• _GIVEN EXERCISE_
From the entries below, say how many lines carry the word "Amir", and give nothing but the number.

═══ RAW DATA ═══

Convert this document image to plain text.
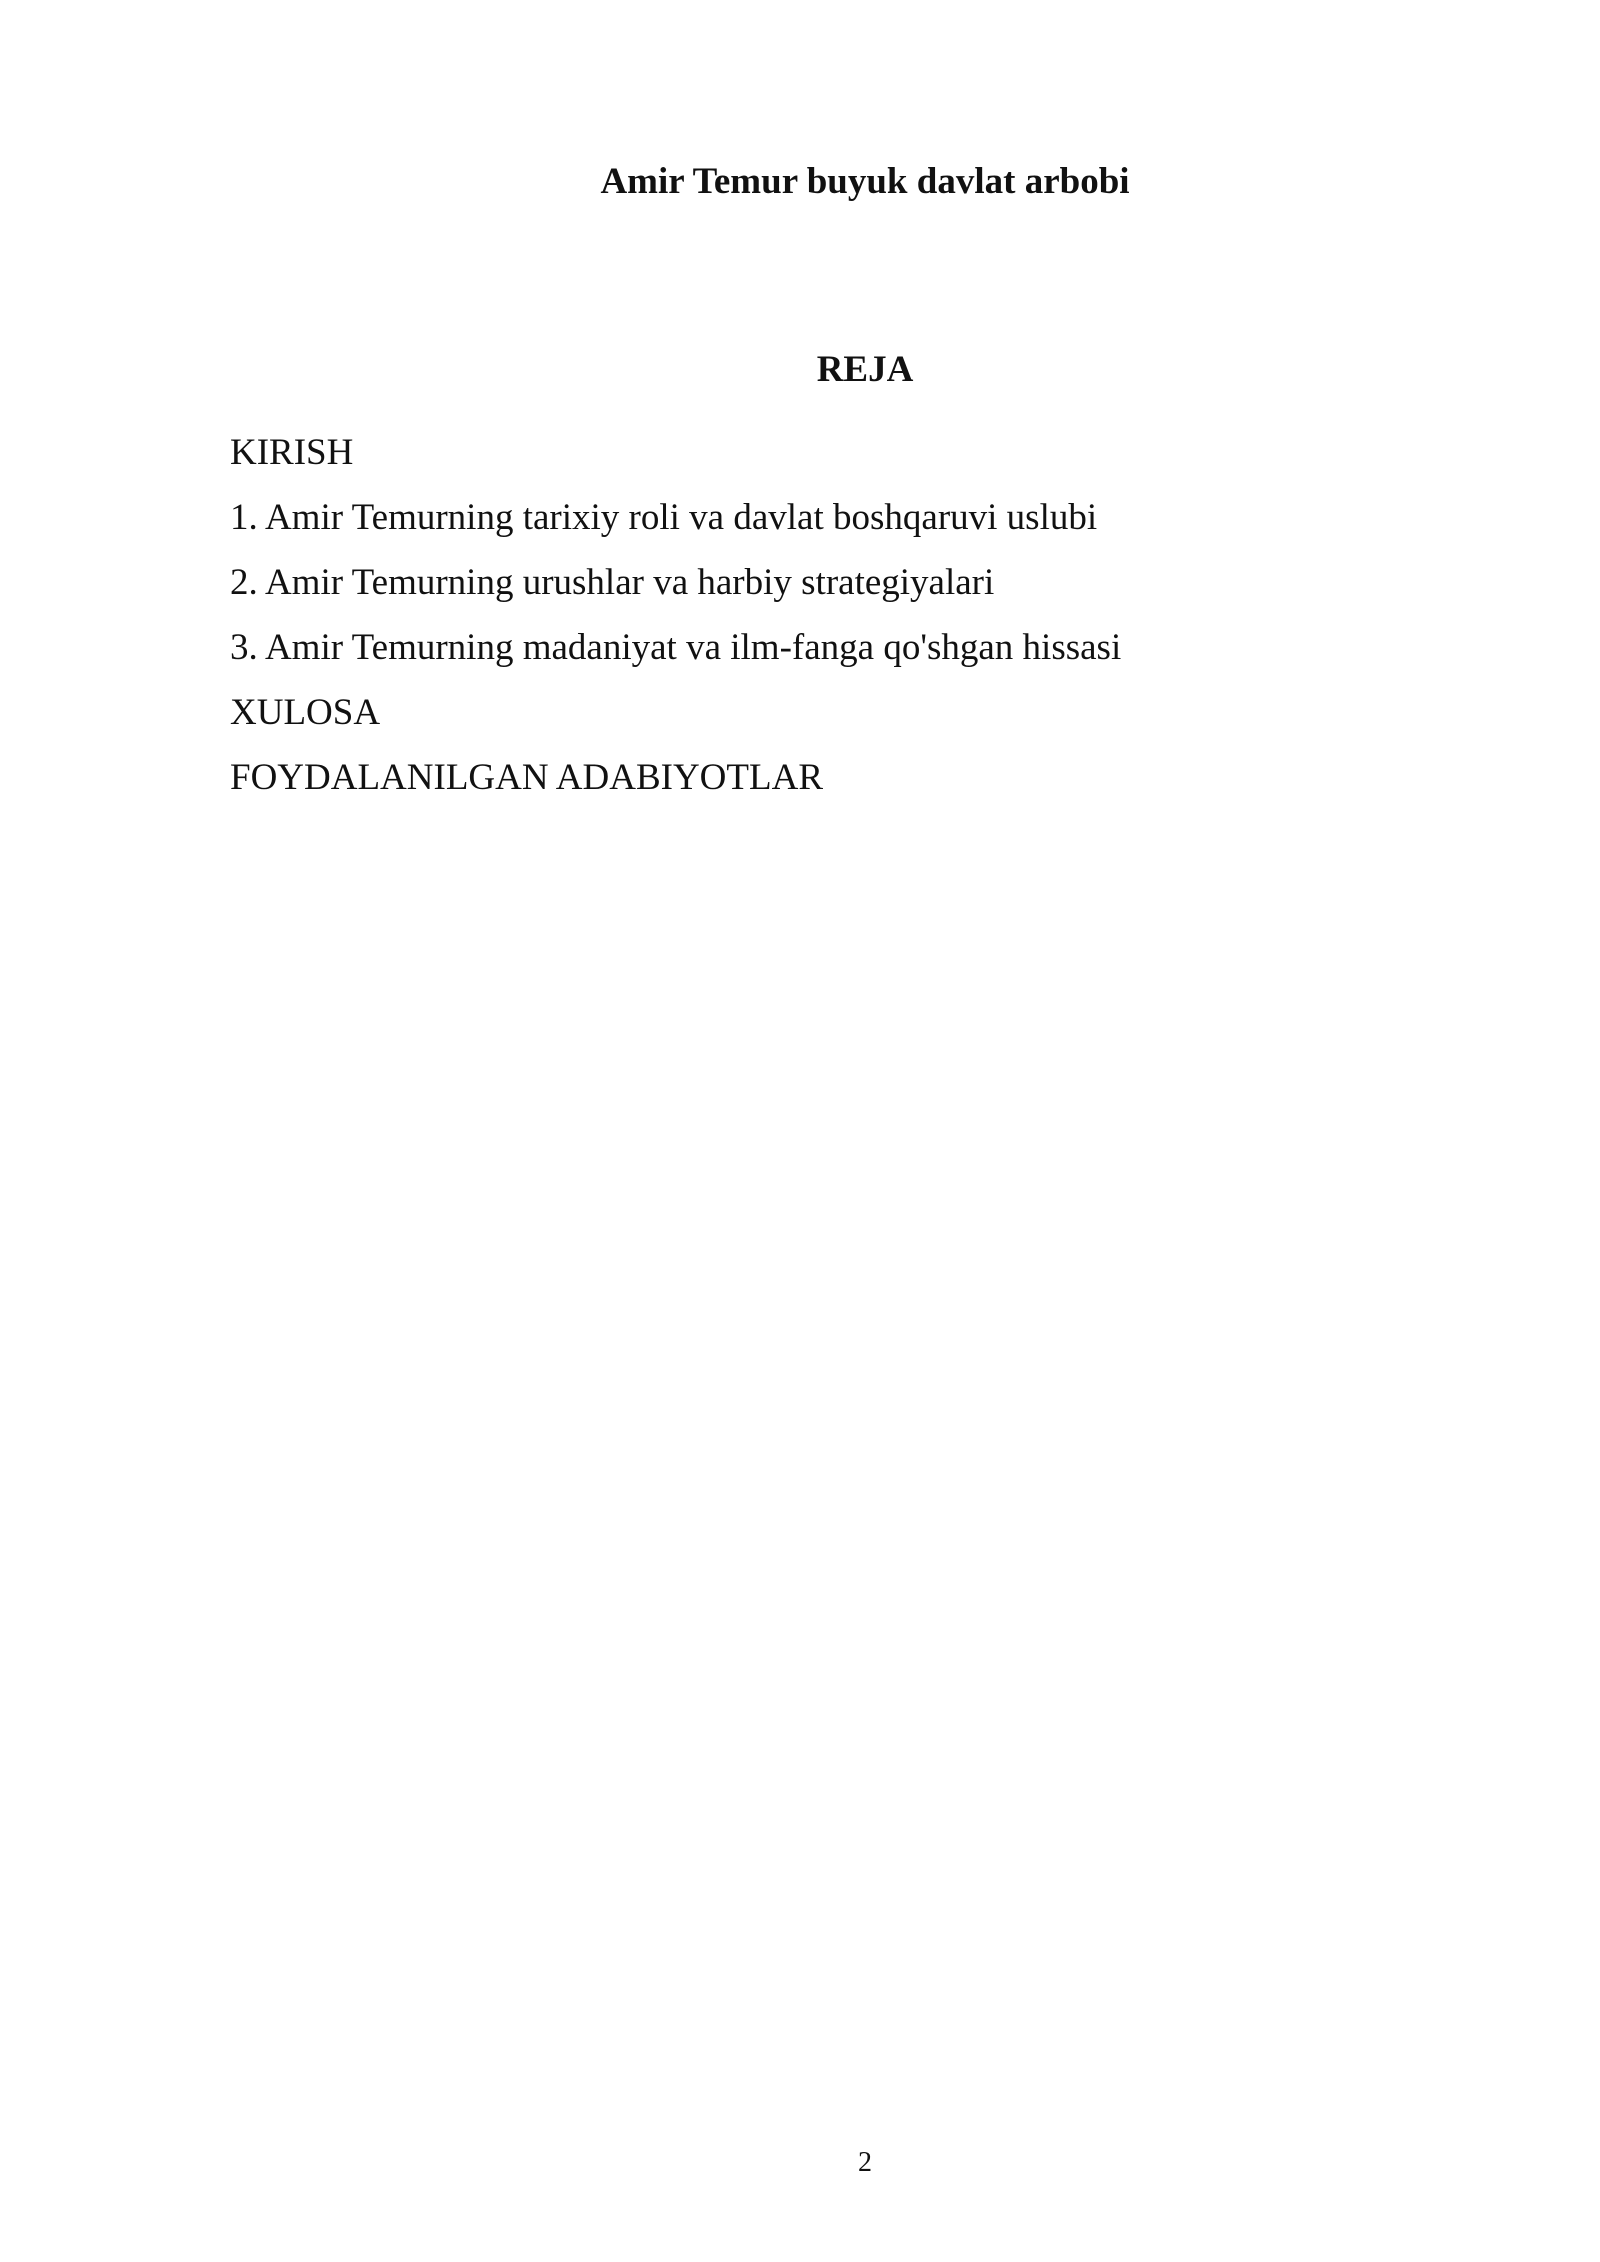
Amir Temur buyuk davlat arbobi
REJA
KIRISH
1. Amir Temurning tarixiy roli va davlat boshqaruvi uslubi
2. Amir Temurning urushlar va harbiy strategiyalari
3. Amir Temurning madaniyat va ilm-fanga qo'shgan hissasi
XULOSA
FOYDALANILGAN ADABIYOTLAR
2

═══

• _RESPONSE_
4